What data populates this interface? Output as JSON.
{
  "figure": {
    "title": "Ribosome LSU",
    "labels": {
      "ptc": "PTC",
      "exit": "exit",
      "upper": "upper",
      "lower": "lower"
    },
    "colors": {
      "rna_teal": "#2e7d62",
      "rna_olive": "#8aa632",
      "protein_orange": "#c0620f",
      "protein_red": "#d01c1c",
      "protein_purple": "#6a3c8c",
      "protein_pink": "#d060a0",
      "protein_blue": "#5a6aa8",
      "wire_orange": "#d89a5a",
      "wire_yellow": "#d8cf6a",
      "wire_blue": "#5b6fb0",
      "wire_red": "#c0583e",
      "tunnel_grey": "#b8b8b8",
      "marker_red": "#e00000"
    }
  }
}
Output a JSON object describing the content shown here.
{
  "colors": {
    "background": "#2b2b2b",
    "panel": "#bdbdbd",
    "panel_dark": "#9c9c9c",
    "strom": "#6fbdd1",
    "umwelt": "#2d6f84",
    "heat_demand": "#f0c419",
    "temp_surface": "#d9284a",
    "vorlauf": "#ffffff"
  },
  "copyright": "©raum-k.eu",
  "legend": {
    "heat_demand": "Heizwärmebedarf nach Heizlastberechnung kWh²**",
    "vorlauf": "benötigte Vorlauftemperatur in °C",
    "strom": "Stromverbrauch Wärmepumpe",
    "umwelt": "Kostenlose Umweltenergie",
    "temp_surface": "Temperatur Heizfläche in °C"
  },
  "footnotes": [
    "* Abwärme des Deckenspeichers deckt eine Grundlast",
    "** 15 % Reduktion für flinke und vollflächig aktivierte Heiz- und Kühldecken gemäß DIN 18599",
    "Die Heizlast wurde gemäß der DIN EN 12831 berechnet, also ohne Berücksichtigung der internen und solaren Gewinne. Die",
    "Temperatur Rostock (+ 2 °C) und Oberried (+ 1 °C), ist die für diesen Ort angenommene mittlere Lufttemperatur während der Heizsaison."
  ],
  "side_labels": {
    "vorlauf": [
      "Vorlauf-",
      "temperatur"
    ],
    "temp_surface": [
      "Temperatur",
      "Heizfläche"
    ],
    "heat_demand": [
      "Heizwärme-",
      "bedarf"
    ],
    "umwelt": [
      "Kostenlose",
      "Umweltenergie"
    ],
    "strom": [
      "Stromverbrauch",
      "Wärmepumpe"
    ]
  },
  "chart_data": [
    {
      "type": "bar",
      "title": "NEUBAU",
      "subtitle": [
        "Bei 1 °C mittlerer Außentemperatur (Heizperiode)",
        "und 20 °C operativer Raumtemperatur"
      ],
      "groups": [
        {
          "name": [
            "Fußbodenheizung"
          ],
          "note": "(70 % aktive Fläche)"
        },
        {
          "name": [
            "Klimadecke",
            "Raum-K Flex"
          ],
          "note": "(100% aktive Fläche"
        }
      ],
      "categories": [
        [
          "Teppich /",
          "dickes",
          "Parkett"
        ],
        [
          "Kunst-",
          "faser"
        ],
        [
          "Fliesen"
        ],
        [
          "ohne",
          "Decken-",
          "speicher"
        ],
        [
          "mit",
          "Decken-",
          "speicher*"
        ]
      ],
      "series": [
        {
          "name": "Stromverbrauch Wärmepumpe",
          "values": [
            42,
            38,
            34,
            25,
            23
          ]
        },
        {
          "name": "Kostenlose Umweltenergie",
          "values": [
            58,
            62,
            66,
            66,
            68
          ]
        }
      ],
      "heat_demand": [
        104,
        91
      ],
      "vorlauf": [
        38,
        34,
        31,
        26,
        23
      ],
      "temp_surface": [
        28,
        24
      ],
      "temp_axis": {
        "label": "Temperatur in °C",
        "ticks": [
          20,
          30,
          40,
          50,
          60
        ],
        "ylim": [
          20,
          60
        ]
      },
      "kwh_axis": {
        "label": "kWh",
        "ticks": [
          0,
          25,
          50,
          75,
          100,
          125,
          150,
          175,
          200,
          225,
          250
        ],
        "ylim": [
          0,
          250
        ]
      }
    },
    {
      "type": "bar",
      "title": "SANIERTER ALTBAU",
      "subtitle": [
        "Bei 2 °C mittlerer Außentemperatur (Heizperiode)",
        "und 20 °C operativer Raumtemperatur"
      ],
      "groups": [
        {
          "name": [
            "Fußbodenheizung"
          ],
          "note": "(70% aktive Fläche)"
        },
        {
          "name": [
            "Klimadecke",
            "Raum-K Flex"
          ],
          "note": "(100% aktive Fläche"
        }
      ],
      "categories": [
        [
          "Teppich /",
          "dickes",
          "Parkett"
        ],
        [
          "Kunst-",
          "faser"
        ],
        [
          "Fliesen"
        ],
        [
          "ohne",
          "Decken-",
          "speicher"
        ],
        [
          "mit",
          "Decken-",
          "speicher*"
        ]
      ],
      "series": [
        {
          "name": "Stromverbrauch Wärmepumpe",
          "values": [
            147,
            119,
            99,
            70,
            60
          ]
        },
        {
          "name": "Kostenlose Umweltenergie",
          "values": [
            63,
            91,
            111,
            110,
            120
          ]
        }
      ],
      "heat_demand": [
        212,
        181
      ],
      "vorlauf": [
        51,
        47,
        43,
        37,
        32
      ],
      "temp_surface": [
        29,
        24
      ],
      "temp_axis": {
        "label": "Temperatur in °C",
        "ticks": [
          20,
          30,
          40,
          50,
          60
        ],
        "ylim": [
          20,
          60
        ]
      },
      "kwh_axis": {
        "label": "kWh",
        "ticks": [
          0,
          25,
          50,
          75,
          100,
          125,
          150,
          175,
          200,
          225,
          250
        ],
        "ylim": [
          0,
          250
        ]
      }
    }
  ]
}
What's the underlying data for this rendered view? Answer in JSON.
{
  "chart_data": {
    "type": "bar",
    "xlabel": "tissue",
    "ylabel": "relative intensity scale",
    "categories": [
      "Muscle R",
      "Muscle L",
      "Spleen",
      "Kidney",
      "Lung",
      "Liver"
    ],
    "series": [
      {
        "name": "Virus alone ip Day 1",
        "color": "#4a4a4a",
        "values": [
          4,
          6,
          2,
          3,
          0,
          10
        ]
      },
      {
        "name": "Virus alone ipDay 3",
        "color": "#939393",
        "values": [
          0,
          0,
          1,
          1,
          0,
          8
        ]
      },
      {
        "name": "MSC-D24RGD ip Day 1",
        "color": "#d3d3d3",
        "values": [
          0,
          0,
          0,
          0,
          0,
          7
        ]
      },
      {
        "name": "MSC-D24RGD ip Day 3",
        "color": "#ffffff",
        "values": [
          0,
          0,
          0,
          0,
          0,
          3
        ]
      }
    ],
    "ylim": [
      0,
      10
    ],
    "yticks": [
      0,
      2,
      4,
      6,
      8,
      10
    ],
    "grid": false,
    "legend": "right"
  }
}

WHAT IS EXPECTED
Each entry above is to be transcribed without alteration.

RESPONSE
What data populates this interface? Output as JSON.
{
  "figure": {
    "title": "Ribosome LSU",
    "labels": {
      "ptc": "PTC",
      "exit": "exit",
      "upper": "upper",
      "lower": "lower"
    },
    "colors": {
      "rna_teal": "#2e7d62",
      "rna_olive": "#8aa632",
      "protein_orange": "#c0620f",
      "protein_red": "#d01c1c",
      "protein_purple": "#6a3c8c",
      "protein_pink": "#d060a0",
      "protein_blue": "#5a6aa8",
      "wire_orange": "#d89a5a",
      "wire_yellow": "#d8cf6a",
      "wire_blue": "#5b6fb0",
      "wire_red": "#c0583e",
      "tunnel_grey": "#b8b8b8",
      "marker_red": "#e00000"
    }
  }
}
Output a JSON object describing the content shown here.
{
  "colors": {
    "background": "#2b2b2b",
    "panel": "#bdbdbd",
    "panel_dark": "#9c9c9c",
    "strom": "#6fbdd1",
    "umwelt": "#2d6f84",
    "heat_demand": "#f0c419",
    "temp_surface": "#d9284a",
    "vorlauf": "#ffffff"
  },
  "copyright": "©raum-k.eu",
  "legend": {
    "heat_demand": "Heizwärmebedarf nach Heizlastberechnung kWh²**",
    "vorlauf": "benötigte Vorlauftemperatur in °C",
    "strom": "Stromverbrauch Wärmepumpe",
    "umwelt": "Kostenlose Umweltenergie",
    "temp_surface": "Temperatur Heizfläche in °C"
  },
  "footnotes": [
    "* Abwärme des Deckenspeichers deckt eine Grundlast",
    "** 15 % Reduktion für flinke und vollflächig aktivierte Heiz- und Kühldecken gemäß DIN 18599",
    "Die Heizlast wurde gemäß der DIN EN 12831 berechnet, also ohne Berücksichtigung der internen und solaren Gewinne. Die",
    "Temperatur Rostock (+ 2 °C) und Oberried (+ 1 °C), ist die für diesen Ort angenommene mittlere Lufttemperatur während der Heizsaison."
  ],
  "side_labels": {
    "vorlauf": [
      "Vorlauf-",
      "temperatur"
    ],
    "temp_surface": [
      "Temperatur",
      "Heizfläche"
    ],
    "heat_demand": [
      "Heizwärme-",
      "bedarf"
    ],
    "umwelt": [
      "Kostenlose",
      "Umweltenergie"
    ],
    "strom": [
      "Stromverbrauch",
      "Wärmepumpe"
    ]
  },
  "chart_data": [
    {
      "type": "bar",
      "title": "NEUBAU",
      "subtitle": [
        "Bei 1 °C mittlerer Außentemperatur (Heizperiode)",
        "und 20 °C operativer Raumtemperatur"
      ],
      "groups": [
        {
          "name": [
            "Fußbodenheizung"
          ],
          "note": "(70 % aktive Fläche)"
        },
        {
          "name": [
            "Klimadecke",
            "Raum-K Flex"
          ],
          "note": "(100% aktive Fläche"
        }
      ],
      "categories": [
        [
          "Teppich /",
          "dickes",
          "Parkett"
        ],
        [
          "Kunst-",
          "faser"
        ],
        [
          "Fliesen"
        ],
        [
          "ohne",
          "Decken-",
          "speicher"
        ],
        [
          "mit",
          "Decken-",
          "speicher*"
        ]
      ],
      "series": [
        {
          "name": "Stromverbrauch Wärmepumpe",
          "values": [
            42,
            38,
            34,
            25,
            23
          ]
        },
        {
          "name": "Kostenlose Umweltenergie",
          "values": [
            58,
            62,
            66,
            66,
            68
          ]
        }
      ],
      "heat_demand": [
        104,
        91
      ],
      "vorlauf": [
        38,
        34,
        31,
        26,
        23
      ],
      "temp_surface": [
        28,
        24
      ],
      "temp_axis": {
        "label": "Temperatur in °C",
        "ticks": [
          20,
          30,
          40,
          50,
          60
        ],
        "ylim": [
          20,
          60
        ]
      },
      "kwh_axis": {
        "label": "kWh",
        "ticks": [
          0,
          25,
          50,
          75,
          100,
          125,
          150,
          175,
          200,
          225,
          250
        ],
        "ylim": [
          0,
          250
        ]
      }
    },
    {
      "type": "bar",
      "title": "SANIERTER ALTBAU",
      "subtitle": [
        "Bei 2 °C mittlerer Außentemperatur (Heizperiode)",
        "und 20 °C operativer Raumtemperatur"
      ],
      "groups": [
        {
          "name": [
            "Fußbodenheizung"
          ],
          "note": "(70% aktive Fläche)"
        },
        {
          "name": [
            "Klimadecke",
            "Raum-K Flex"
          ],
          "note": "(100% aktive Fläche"
        }
      ],
      "categories": [
        [
          "Teppich /",
          "dickes",
          "Parkett"
        ],
        [
          "Kunst-",
          "faser"
        ],
        [
          "Fliesen"
        ],
        [
          "ohne",
          "Decken-",
          "speicher"
        ],
        [
          "mit",
          "Decken-",
          "speicher*"
        ]
      ],
      "series": [
        {
          "name": "Stromverbrauch Wärmepumpe",
          "values": [
            147,
            119,
            99,
            70,
            60
          ]
        },
        {
          "name": "Kostenlose Umweltenergie",
          "values": [
            63,
            91,
            111,
            110,
            120
          ]
        }
      ],
      "heat_demand": [
        212,
        181
      ],
      "vorlauf": [
        51,
        47,
        43,
        37,
        32
      ],
      "temp_surface": [
        29,
        24
      ],
      "temp_axis": {
        "label": "Temperatur in °C",
        "ticks": [
          20,
          30,
          40,
          50,
          60
        ],
        "ylim": [
          20,
          60
        ]
      },
      "kwh_axis": {
        "label": "kWh",
        "ticks": [
          0,
          25,
          50,
          75,
          100,
          125,
          150,
          175,
          200,
          225,
          250
        ],
        "ylim": [
          0,
          250
        ]
      }
    }
  ]
}
What's the underlying data for this rendered view? Answer in JSON.
{
  "chart_data": {
    "type": "bar",
    "xlabel": "tissue",
    "ylabel": "relative intensity scale",
    "categories": [
      "Muscle R",
      "Muscle L",
      "Spleen",
      "Kidney",
      "Lung",
      "Liver"
    ],
    "series": [
      {
        "name": "Virus alone ip Day 1",
        "color": "#4a4a4a",
        "values": [
          4,
          6,
          2,
          3,
          0,
          10
        ]
      },
      {
        "name": "Virus alone ipDay 3",
        "color": "#939393",
        "values": [
          0,
          0,
          1,
          1,
          0,
          8
        ]
      },
      {
        "name": "MSC-D24RGD ip Day 1",
        "color": "#d3d3d3",
        "values": [
          0,
          0,
          0,
          0,
          0,
          7
        ]
      },
      {
        "name": "MSC-D24RGD ip Day 3",
        "color": "#ffffff",
        "values": [
          0,
          0,
          0,
          0,
          0,
          3
        ]
      }
    ],
    "ylim": [
      0,
      10
    ],
    "yticks": [
      0,
      2,
      4,
      6,
      8,
      10
    ],
    "grid": false,
    "legend": "right"
  }
}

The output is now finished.